= What you will do =
In the records below, find each line with the word "estimation" and copy it.

— start Data entries —

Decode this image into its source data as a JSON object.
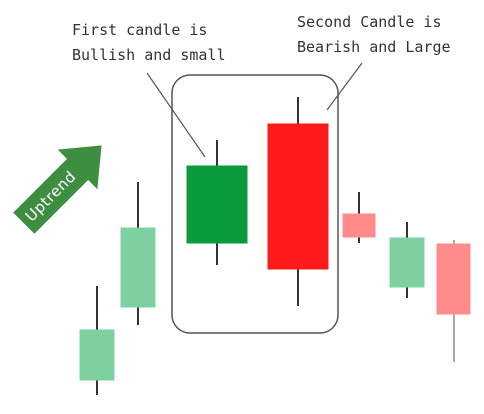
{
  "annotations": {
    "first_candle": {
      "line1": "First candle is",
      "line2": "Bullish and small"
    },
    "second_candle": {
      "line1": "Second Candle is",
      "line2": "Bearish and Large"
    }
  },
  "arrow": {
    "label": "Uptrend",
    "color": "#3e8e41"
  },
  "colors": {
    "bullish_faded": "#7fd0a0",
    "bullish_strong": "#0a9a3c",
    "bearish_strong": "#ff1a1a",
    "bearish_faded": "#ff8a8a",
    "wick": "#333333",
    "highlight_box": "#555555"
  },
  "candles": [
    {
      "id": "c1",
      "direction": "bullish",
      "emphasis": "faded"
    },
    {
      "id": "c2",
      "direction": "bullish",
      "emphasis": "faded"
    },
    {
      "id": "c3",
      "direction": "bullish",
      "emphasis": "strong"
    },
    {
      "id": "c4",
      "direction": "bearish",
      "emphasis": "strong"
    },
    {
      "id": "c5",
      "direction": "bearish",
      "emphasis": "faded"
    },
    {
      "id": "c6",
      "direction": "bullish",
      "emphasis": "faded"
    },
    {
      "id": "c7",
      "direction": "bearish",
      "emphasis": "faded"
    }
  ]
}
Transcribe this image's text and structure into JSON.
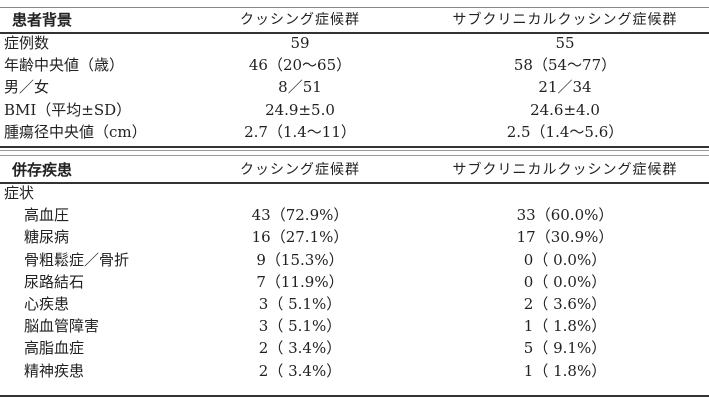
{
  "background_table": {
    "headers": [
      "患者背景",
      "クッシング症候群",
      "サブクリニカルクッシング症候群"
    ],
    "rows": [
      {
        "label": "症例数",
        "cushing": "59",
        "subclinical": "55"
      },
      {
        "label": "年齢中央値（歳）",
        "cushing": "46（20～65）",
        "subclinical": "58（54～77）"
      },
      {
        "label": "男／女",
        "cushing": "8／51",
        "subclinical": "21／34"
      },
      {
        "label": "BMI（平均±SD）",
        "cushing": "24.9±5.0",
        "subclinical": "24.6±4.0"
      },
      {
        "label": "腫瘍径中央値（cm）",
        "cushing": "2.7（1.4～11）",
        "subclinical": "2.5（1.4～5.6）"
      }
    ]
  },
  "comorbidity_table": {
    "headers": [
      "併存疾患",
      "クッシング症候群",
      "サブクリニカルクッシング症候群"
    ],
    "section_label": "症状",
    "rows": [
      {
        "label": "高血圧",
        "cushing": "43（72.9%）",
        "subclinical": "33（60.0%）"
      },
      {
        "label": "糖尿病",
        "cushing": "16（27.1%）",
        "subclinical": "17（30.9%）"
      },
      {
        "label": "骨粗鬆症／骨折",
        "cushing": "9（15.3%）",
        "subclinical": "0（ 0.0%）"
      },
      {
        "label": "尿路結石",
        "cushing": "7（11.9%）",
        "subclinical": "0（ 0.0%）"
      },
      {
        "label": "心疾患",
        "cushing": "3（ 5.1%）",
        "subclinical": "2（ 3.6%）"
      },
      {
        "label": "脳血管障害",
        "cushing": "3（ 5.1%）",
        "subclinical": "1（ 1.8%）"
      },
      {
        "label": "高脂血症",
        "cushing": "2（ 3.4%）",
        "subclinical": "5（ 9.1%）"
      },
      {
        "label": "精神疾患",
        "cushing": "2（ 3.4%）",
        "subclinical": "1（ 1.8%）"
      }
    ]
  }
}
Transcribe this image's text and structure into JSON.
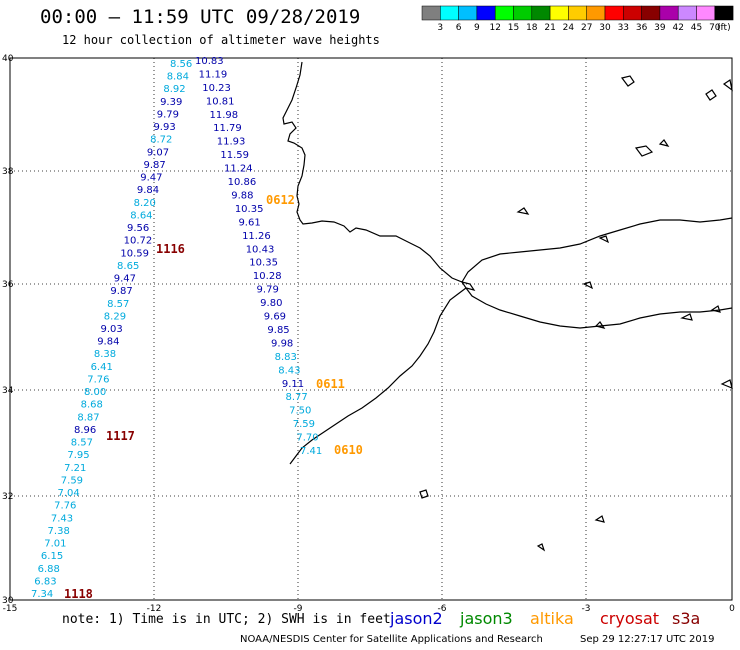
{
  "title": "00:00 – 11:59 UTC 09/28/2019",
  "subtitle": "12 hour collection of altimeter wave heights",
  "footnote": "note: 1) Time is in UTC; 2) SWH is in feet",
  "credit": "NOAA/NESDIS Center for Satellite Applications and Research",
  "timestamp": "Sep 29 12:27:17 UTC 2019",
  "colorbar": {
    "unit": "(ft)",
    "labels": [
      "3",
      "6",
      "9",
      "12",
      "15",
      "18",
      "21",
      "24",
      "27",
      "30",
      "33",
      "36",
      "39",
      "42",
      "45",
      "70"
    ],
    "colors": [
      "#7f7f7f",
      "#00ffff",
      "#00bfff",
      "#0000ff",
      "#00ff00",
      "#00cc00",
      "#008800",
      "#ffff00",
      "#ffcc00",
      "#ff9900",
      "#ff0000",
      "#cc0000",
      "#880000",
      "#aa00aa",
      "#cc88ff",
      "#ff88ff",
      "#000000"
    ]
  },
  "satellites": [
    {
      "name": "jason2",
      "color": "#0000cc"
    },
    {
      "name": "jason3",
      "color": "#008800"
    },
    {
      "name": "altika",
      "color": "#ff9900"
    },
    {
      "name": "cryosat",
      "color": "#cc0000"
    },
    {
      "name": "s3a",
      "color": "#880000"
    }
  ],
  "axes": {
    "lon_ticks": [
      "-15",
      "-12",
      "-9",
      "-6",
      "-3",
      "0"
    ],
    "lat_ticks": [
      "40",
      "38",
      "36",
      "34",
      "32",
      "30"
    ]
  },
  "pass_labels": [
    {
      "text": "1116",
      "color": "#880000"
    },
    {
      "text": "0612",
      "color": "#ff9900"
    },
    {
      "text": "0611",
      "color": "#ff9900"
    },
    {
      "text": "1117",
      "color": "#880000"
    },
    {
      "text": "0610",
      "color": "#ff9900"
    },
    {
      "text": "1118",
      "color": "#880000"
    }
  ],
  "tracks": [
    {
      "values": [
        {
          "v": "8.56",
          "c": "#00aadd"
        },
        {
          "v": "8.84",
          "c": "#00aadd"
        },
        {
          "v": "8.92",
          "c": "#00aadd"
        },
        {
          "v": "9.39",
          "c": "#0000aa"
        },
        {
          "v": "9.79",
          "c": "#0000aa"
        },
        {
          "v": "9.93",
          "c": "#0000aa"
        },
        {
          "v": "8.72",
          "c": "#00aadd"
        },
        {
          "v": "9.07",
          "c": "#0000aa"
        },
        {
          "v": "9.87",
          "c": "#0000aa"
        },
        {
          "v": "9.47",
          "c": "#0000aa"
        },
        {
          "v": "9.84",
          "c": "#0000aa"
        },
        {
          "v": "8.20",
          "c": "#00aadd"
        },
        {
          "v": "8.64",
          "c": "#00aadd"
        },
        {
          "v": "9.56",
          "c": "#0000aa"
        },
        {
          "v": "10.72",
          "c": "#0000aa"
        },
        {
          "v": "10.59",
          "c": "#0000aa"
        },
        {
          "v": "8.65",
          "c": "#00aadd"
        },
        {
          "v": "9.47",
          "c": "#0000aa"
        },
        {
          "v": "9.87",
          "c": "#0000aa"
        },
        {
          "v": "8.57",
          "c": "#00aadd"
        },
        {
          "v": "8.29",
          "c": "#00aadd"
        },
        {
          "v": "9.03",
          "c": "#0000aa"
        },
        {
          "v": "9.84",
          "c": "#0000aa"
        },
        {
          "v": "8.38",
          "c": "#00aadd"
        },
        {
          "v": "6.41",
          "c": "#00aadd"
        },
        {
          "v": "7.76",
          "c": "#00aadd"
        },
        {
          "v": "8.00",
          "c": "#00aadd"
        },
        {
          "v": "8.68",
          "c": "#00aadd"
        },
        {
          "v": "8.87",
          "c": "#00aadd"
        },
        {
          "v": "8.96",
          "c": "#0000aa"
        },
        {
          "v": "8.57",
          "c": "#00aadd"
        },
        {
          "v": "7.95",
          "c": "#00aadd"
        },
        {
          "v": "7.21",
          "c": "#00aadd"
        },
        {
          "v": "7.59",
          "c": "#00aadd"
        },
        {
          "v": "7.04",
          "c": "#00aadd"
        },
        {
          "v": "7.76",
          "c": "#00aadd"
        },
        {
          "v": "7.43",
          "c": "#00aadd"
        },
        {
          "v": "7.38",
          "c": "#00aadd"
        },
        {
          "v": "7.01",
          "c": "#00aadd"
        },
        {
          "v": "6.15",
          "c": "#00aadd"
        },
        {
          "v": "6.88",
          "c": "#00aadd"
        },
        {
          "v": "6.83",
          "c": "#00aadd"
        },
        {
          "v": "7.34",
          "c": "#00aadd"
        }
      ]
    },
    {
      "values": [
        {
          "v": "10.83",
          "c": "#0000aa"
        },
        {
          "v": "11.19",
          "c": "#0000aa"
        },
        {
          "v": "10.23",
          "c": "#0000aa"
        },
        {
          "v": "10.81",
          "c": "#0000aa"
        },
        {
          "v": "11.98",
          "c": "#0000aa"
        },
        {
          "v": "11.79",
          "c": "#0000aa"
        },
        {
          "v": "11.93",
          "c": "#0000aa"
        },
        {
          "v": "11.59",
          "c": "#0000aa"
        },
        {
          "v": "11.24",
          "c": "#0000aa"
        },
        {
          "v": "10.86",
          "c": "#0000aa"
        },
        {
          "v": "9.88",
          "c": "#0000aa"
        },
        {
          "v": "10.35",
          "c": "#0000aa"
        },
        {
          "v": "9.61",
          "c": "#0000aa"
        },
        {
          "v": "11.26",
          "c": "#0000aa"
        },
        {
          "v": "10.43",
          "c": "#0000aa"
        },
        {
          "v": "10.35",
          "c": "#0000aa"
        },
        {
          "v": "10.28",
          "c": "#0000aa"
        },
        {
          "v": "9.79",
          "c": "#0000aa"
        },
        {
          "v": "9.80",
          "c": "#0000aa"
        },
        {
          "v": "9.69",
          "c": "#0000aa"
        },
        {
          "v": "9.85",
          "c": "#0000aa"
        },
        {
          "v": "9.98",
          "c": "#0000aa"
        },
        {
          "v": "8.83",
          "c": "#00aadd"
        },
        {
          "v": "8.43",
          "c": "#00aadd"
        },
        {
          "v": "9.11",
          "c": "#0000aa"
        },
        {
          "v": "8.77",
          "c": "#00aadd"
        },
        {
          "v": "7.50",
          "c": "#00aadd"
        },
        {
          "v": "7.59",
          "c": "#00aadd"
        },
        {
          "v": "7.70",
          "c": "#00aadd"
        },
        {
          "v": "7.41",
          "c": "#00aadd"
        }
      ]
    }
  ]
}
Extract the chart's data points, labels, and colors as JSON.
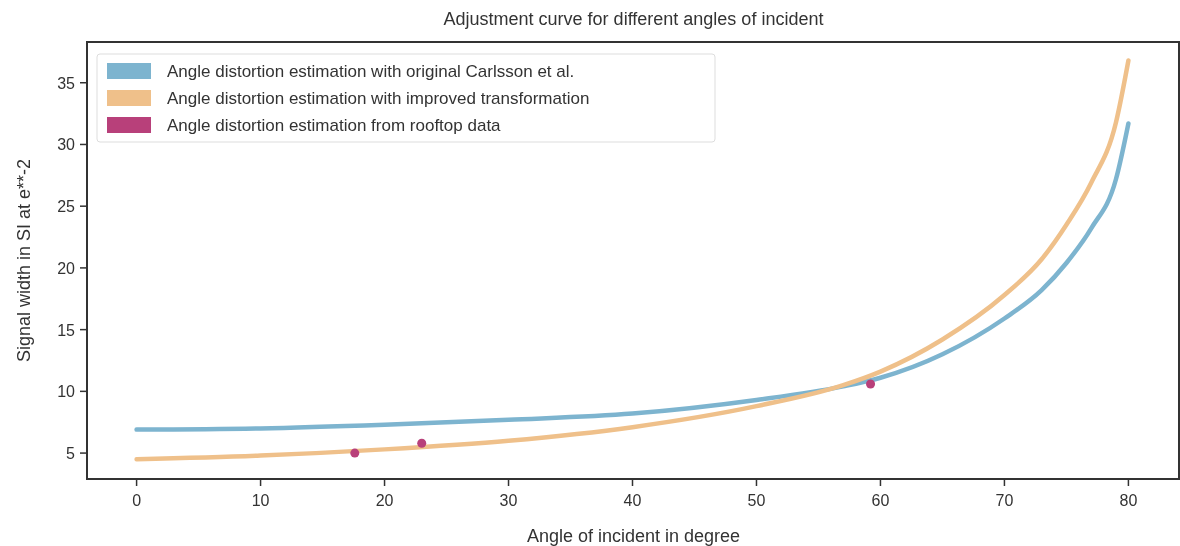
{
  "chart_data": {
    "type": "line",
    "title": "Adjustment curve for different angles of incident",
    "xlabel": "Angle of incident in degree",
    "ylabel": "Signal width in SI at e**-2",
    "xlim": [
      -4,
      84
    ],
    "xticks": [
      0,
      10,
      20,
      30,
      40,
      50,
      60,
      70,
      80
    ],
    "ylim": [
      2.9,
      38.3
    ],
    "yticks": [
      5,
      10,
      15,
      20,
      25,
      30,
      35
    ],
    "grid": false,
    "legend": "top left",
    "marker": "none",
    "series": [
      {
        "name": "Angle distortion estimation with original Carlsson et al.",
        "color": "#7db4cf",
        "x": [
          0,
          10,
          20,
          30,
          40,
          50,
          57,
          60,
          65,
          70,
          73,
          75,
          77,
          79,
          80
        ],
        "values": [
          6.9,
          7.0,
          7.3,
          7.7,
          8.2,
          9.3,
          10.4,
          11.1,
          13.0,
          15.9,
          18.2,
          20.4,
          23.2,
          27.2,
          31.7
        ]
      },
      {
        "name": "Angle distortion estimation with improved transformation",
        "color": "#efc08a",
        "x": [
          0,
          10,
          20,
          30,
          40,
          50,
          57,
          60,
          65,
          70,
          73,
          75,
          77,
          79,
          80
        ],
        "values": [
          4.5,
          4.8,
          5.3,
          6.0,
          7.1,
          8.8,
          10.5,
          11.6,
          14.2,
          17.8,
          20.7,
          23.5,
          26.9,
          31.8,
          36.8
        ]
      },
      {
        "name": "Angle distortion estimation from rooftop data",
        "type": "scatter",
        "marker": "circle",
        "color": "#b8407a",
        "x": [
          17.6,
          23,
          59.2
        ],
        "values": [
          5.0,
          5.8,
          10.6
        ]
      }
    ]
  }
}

— end Data entries —

= Solved exercise =
        "name": "Angle distortion estimation with original Carlsson et al.",
        "name": "Angle distortion estimation with improved transformation",
        "name": "Angle distortion estimation from rooftop data",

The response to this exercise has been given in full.